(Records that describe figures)
+---+

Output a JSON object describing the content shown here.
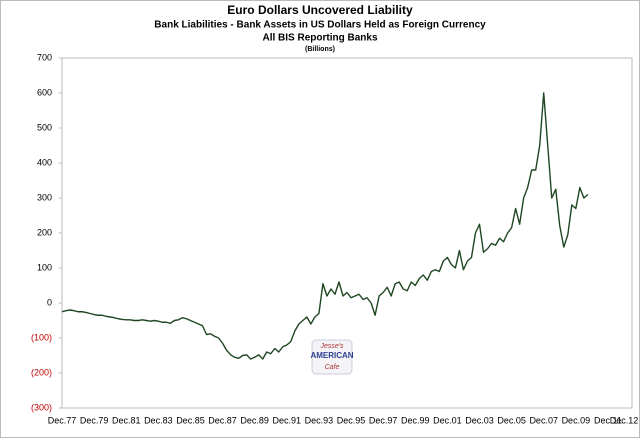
{
  "chart_data": {
    "type": "line",
    "title": "Euro Dollars Uncovered Liability",
    "subtitle": "Bank Liabilities  - Bank Assets in US Dollars Held as Foreign Currency",
    "subtitle2": "All BIS Reporting Banks",
    "units": "(Billions)",
    "watermark": [
      "Jesse's",
      "AMERICAN",
      "Cafe"
    ],
    "categories": [
      "Dec.77",
      null,
      null,
      null,
      null,
      null,
      null,
      null,
      "Dec.79",
      null,
      null,
      null,
      null,
      null,
      null,
      null,
      "Dec.81",
      null,
      null,
      null,
      null,
      null,
      null,
      null,
      "Dec.83",
      null,
      null,
      null,
      null,
      null,
      null,
      null,
      "Dec.85",
      null,
      null,
      null,
      null,
      null,
      null,
      null,
      "Dec.87",
      null,
      null,
      null,
      null,
      null,
      null,
      null,
      "Dec.89",
      null,
      null,
      null,
      null,
      null,
      null,
      null,
      "Dec.91",
      null,
      null,
      null,
      null,
      null,
      null,
      null,
      "Dec.93",
      null,
      null,
      null,
      null,
      null,
      null,
      null,
      "Dec.95",
      null,
      null,
      null,
      null,
      null,
      null,
      null,
      "Dec.97",
      null,
      null,
      null,
      null,
      null,
      null,
      null,
      "Dec.99",
      null,
      null,
      null,
      null,
      null,
      null,
      null,
      "Dec.01",
      null,
      null,
      null,
      null,
      null,
      null,
      null,
      "Dec.03",
      null,
      null,
      null,
      null,
      null,
      null,
      null,
      "Dec.05",
      null,
      null,
      null,
      null,
      null,
      null,
      null,
      "Dec.07",
      null,
      null,
      null,
      null,
      null,
      null,
      null,
      "Dec.09",
      null,
      null,
      null,
      null,
      null,
      null,
      null,
      "Dec.11",
      null,
      null,
      null,
      "Dec.12"
    ],
    "series": [
      {
        "name": "Uncovered Liability",
        "color": "#1e4620",
        "values": [
          -25,
          -22,
          -20,
          -22,
          -25,
          -25,
          -27,
          -30,
          -33,
          -35,
          -35,
          -38,
          -40,
          -42,
          -45,
          -47,
          -48,
          -48,
          -50,
          -50,
          -48,
          -50,
          -52,
          -50,
          -52,
          -55,
          -55,
          -58,
          -50,
          -48,
          -42,
          -45,
          -50,
          -55,
          -60,
          -65,
          -90,
          -88,
          -95,
          -100,
          -115,
          -135,
          -148,
          -155,
          -158,
          -150,
          -148,
          -160,
          -155,
          -148,
          -160,
          -140,
          -145,
          -130,
          -140,
          -125,
          -120,
          -110,
          -80,
          -60,
          -50,
          -40,
          -60,
          -40,
          -30,
          55,
          20,
          40,
          25,
          60,
          20,
          30,
          15,
          20,
          25,
          10,
          15,
          0,
          -35,
          20,
          30,
          45,
          20,
          55,
          60,
          40,
          35,
          60,
          50,
          70,
          80,
          65,
          90,
          95,
          90,
          120,
          130,
          110,
          100,
          150,
          95,
          120,
          130,
          200,
          225,
          145,
          155,
          170,
          165,
          185,
          175,
          200,
          215,
          270,
          225,
          300,
          330,
          380,
          380,
          450,
          600,
          450,
          300,
          325,
          220,
          160,
          195,
          280,
          270,
          330,
          300,
          310,
          null,
          null,
          null,
          null,
          null,
          null,
          null,
          null,
          null
        ]
      }
    ],
    "ylim": [
      -300,
      700
    ],
    "yticks": [
      {
        "value": -300,
        "label": "(300)"
      },
      {
        "value": -200,
        "label": "(200)"
      },
      {
        "value": -100,
        "label": "(100)"
      },
      0,
      100,
      200,
      300,
      400,
      500,
      600,
      700
    ],
    "negative_tick_color": "#c00000",
    "grid": false
  }
}
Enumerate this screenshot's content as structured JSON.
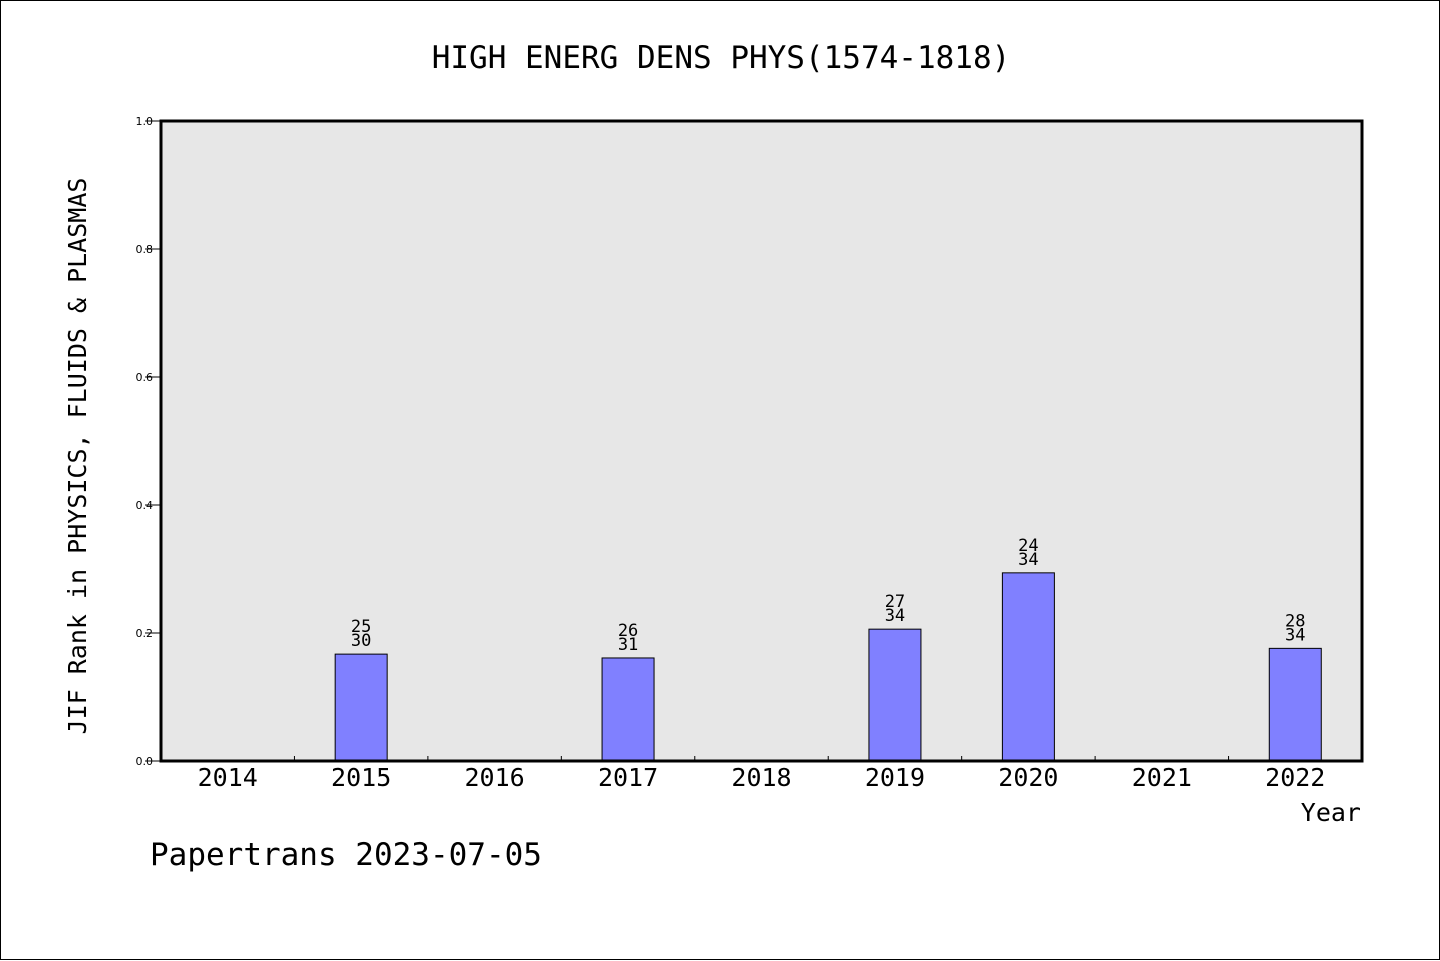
{
  "chart_data": {
    "type": "bar",
    "title": "HIGH ENERG DENS PHYS(1574-1818)",
    "xlabel": "Year",
    "ylabel": "JIF Rank in PHYSICS, FLUIDS & PLASMAS",
    "categories": [
      "2014",
      "2015",
      "2016",
      "2017",
      "2018",
      "2019",
      "2020",
      "2021",
      "2022"
    ],
    "values": [
      null,
      0.167,
      null,
      0.161,
      null,
      0.206,
      0.294,
      null,
      0.176
    ],
    "rank_labels": [
      null,
      {
        "rank": "25",
        "total": "30"
      },
      null,
      {
        "rank": "26",
        "total": "31"
      },
      null,
      {
        "rank": "27",
        "total": "34"
      },
      {
        "rank": "24",
        "total": "34"
      },
      null,
      {
        "rank": "28",
        "total": "34"
      }
    ],
    "ylim": [
      0.0,
      1.0
    ],
    "yticks": [
      "0.0",
      "0.2",
      "0.4",
      "0.6",
      "0.8",
      "1.0"
    ],
    "grid": false,
    "colors": {
      "bar_fill": "#8080ff",
      "bar_stroke": "#000000",
      "plot_background": "#e7e7e7"
    }
  },
  "footer": {
    "credit": "Papertrans 2023-07-05"
  }
}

+---+

Count the lines above in which the word "Uncovered" appears, then state only that count.

EXPECTED ANSWER - 2